WORK TO COMPLETE :: Starting with the line that contains "legend-label-sup: -1 <box>1704 1011" and going on through the line that contains "x-axis-label-sup: -1 <box>566", present those lines as a numbered list, leaving out any blank lines.

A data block
[start]
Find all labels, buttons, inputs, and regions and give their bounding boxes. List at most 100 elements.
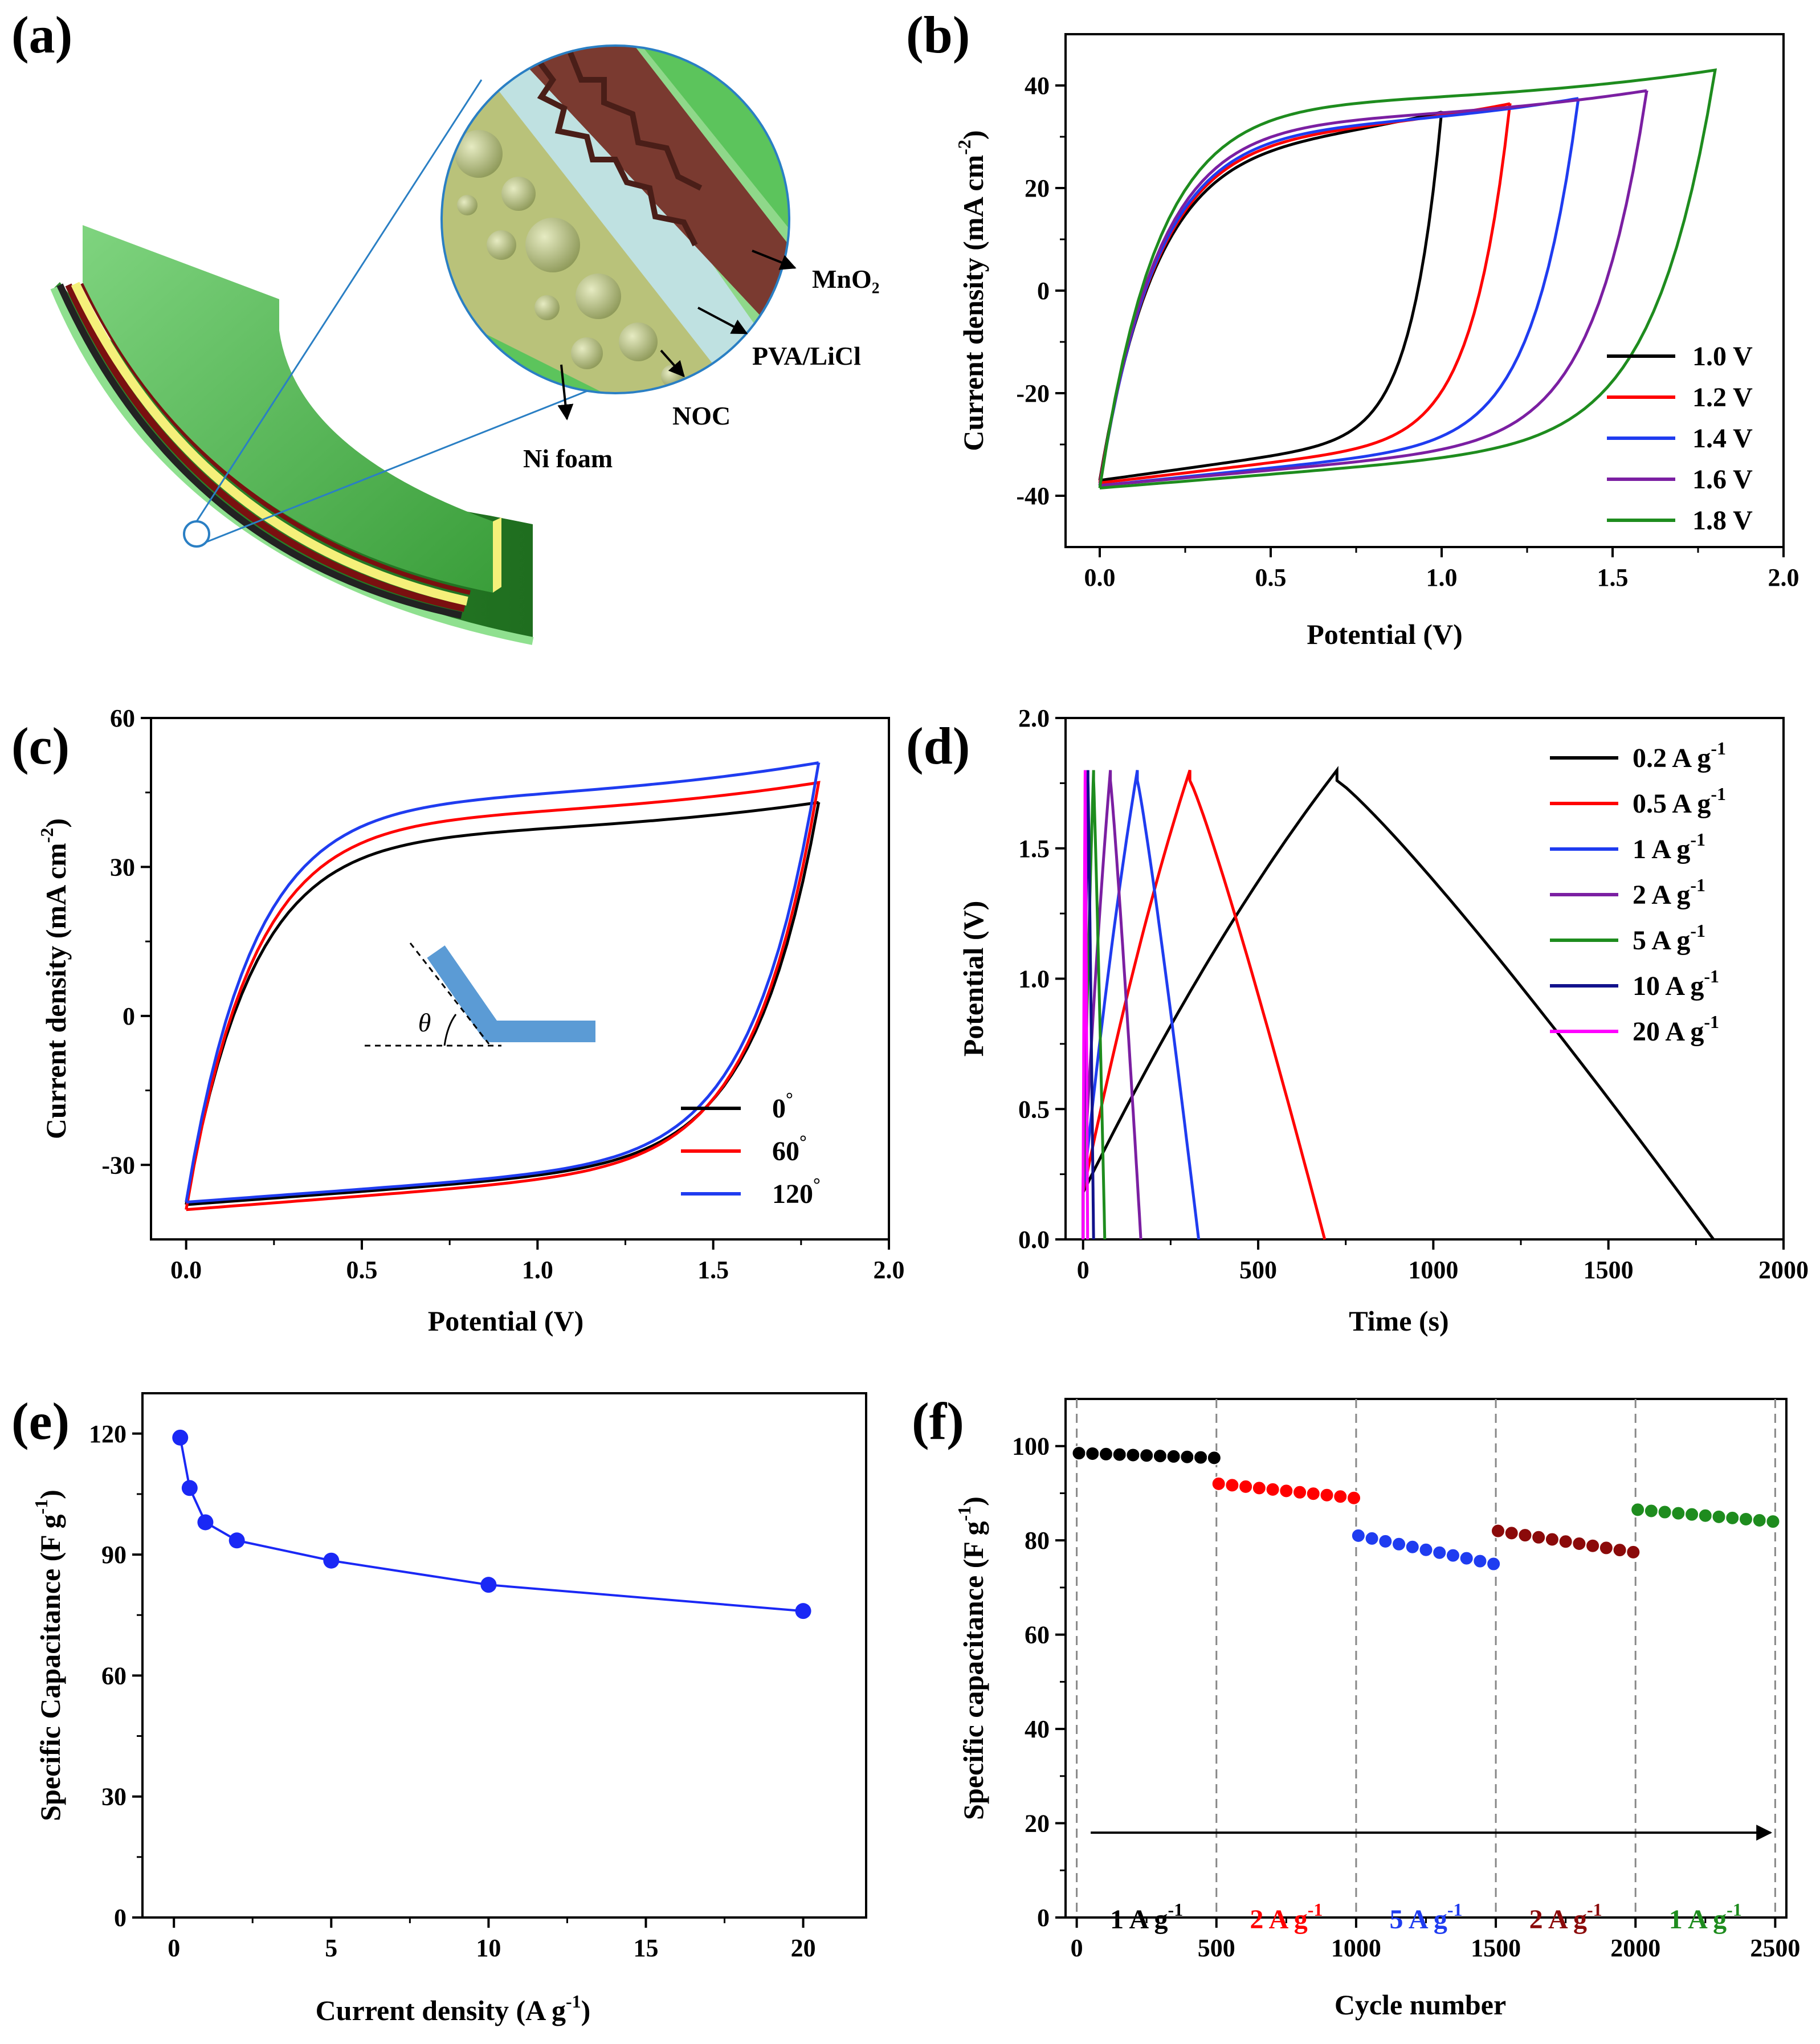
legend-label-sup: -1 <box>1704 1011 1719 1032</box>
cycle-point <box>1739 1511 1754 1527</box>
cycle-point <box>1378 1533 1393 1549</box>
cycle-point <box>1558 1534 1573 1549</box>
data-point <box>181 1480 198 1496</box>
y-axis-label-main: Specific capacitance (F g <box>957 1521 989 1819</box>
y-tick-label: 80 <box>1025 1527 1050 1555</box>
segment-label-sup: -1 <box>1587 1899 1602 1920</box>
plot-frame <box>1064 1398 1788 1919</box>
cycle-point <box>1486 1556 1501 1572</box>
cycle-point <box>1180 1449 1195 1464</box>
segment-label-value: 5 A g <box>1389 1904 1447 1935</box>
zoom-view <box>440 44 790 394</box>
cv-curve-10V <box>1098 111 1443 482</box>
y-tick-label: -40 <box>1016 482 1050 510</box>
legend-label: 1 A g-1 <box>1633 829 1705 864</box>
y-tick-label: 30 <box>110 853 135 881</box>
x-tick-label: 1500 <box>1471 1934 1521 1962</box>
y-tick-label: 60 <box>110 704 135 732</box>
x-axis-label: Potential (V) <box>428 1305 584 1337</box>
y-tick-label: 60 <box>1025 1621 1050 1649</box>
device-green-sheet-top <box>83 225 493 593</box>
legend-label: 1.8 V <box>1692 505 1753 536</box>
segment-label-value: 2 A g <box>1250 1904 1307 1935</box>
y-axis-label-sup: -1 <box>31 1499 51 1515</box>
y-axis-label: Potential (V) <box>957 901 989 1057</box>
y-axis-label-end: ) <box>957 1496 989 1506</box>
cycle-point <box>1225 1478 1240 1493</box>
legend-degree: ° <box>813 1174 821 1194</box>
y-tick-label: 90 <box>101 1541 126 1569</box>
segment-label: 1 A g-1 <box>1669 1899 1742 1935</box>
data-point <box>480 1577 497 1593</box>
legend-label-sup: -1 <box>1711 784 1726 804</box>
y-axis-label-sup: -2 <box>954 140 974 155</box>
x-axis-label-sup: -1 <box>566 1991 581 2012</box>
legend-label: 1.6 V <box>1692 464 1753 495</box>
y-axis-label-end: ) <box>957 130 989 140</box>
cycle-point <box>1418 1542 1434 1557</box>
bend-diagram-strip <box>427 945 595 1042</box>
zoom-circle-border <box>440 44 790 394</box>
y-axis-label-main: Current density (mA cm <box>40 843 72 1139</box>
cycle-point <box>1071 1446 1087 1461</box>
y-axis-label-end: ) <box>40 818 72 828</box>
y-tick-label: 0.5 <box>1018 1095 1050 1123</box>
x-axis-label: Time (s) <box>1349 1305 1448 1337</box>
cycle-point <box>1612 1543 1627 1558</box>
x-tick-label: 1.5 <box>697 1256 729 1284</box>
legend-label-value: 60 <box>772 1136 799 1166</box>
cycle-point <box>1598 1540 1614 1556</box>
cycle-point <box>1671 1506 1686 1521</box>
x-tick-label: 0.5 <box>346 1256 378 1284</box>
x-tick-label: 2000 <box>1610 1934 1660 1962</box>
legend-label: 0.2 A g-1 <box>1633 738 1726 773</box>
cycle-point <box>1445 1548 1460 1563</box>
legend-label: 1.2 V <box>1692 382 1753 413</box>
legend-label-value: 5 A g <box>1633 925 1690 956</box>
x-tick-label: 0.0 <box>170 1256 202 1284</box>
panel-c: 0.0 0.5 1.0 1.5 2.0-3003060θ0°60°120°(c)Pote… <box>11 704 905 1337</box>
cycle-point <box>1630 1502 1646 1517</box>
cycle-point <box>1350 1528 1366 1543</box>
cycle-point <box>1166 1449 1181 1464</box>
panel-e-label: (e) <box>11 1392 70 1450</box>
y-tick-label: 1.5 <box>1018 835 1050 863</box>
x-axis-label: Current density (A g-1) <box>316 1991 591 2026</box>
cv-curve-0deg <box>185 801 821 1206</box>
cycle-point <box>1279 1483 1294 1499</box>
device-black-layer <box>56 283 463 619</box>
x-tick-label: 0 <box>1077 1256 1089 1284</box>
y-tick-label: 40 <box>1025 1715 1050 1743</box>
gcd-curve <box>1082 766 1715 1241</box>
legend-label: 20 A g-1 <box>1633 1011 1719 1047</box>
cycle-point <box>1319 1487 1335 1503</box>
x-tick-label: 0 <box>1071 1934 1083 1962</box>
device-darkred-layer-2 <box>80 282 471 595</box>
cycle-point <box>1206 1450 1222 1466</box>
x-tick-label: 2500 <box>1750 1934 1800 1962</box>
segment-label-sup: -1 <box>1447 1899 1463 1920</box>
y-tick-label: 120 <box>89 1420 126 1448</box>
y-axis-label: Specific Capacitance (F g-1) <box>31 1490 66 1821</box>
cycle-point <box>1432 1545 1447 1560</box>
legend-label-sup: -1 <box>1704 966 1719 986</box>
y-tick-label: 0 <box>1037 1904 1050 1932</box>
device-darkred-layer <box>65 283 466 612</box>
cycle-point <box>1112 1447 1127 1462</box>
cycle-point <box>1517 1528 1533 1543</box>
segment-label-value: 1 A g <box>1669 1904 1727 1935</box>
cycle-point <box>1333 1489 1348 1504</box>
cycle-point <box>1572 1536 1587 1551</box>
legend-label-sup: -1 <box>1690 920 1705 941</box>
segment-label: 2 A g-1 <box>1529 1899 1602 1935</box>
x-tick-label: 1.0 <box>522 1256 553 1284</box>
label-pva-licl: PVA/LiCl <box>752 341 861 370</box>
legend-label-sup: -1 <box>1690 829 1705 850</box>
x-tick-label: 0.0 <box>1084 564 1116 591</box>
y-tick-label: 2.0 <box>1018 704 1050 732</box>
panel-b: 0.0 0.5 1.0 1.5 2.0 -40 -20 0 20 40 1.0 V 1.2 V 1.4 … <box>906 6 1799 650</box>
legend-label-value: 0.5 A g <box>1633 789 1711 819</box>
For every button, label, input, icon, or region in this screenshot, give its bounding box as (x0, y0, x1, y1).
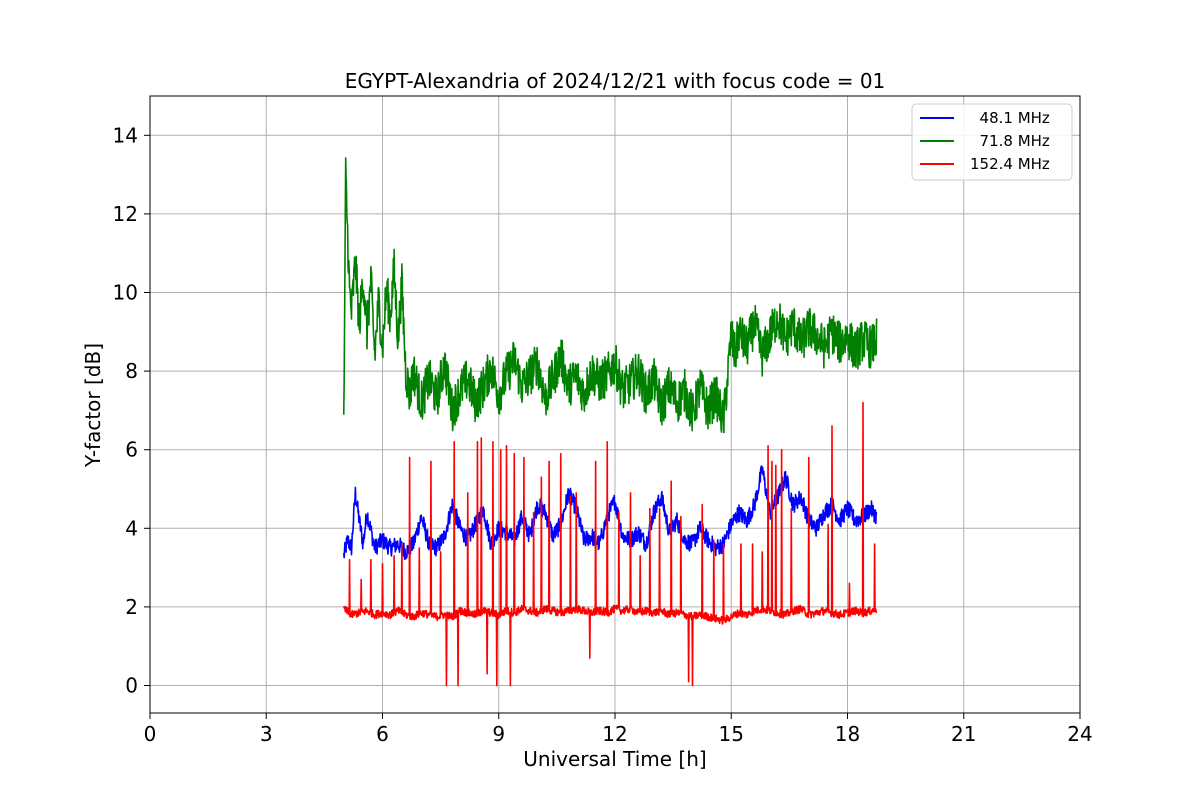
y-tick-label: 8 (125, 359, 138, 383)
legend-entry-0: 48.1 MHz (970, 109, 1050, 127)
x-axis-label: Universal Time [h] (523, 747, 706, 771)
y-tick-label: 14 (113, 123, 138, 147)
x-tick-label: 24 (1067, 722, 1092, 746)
[end]
COMPLETE RESPONSE ::
1. legend-label-sup: -1 <box>1704 1011 1719 1032</box>
2. cycle-point <box>1739 1511 1754 1527</box>
3. cycle-point <box>1378 1533 1393 1549</box>
4. cycle-point <box>1558 1534 1573 1549</box>
5. data-point <box>181 1480 198 1496</box>
6. y-axis-label-main: Specific capacitance (F g <box>957 1521 989 1819</box>
7. y-tick-label: 80 <box>1025 1527 1050 1555</box>
8. segment-label-sup: -1 <box>1587 1899 1602 1920</box>
9. plot-frame <box>1064 1398 1788 1919</box>
10. cycle-point <box>1486 1556 1501 1572</box>
11. cycle-point <box>1180 1449 1195 1464</box>
12. segment-label-value: 5 A g <box>1389 1904 1447 1935</box>
13. zoom-view <box>440 44 790 394</box>
14. cv-curve-10V <box>1098 111 1443 482</box>
15. y-tick-label: -40 <box>1016 482 1050 510</box>
16. legend-label: 1 A g-1 <box>1633 829 1705 864</box>
17. y-tick-label: 30 <box>110 853 135 881</box>
18. x-tick-label: 1500 <box>1471 1934 1521 1962</box>
19. y-tick-label: 60 <box>110 704 135 732</box>
20. x-axis-label: Potential (V) <box>428 1305 584 1337</box>
21. y-tick-label: 60 <box>1025 1621 1050 1649</box>
22. device-green-sheet-top <box>83 225 493 593</box>
23. legend-label: 1.8 V <box>1692 505 1753 536</box>
24. segment-label-value: 2 A g <box>1250 1904 1307 1935</box>
25. y-axis-label-sup: -1 <box>31 1499 51 1515</box>
26. y-axis-label: Potential (V) <box>957 901 989 1057</box>
27. y-axis-label-end: ) <box>957 1496 989 1506</box>
28. cycle-point <box>1225 1478 1240 1493</box>
29. legend-degree: ° <box>813 1174 821 1194</box>
30. y-tick-label: 90 <box>101 1541 126 1569</box>
31. segment-label: 1 A g-1 <box>1669 1899 1742 1935</box>
32. data-point <box>480 1577 497 1593</box>
33. legend-label-sup: -1 <box>1711 784 1726 804</box>
34. y-axis-label-sup: -2 <box>954 140 974 155</box>
35. x-axis-label-sup: -1 <box>566 1991 581 2012</box>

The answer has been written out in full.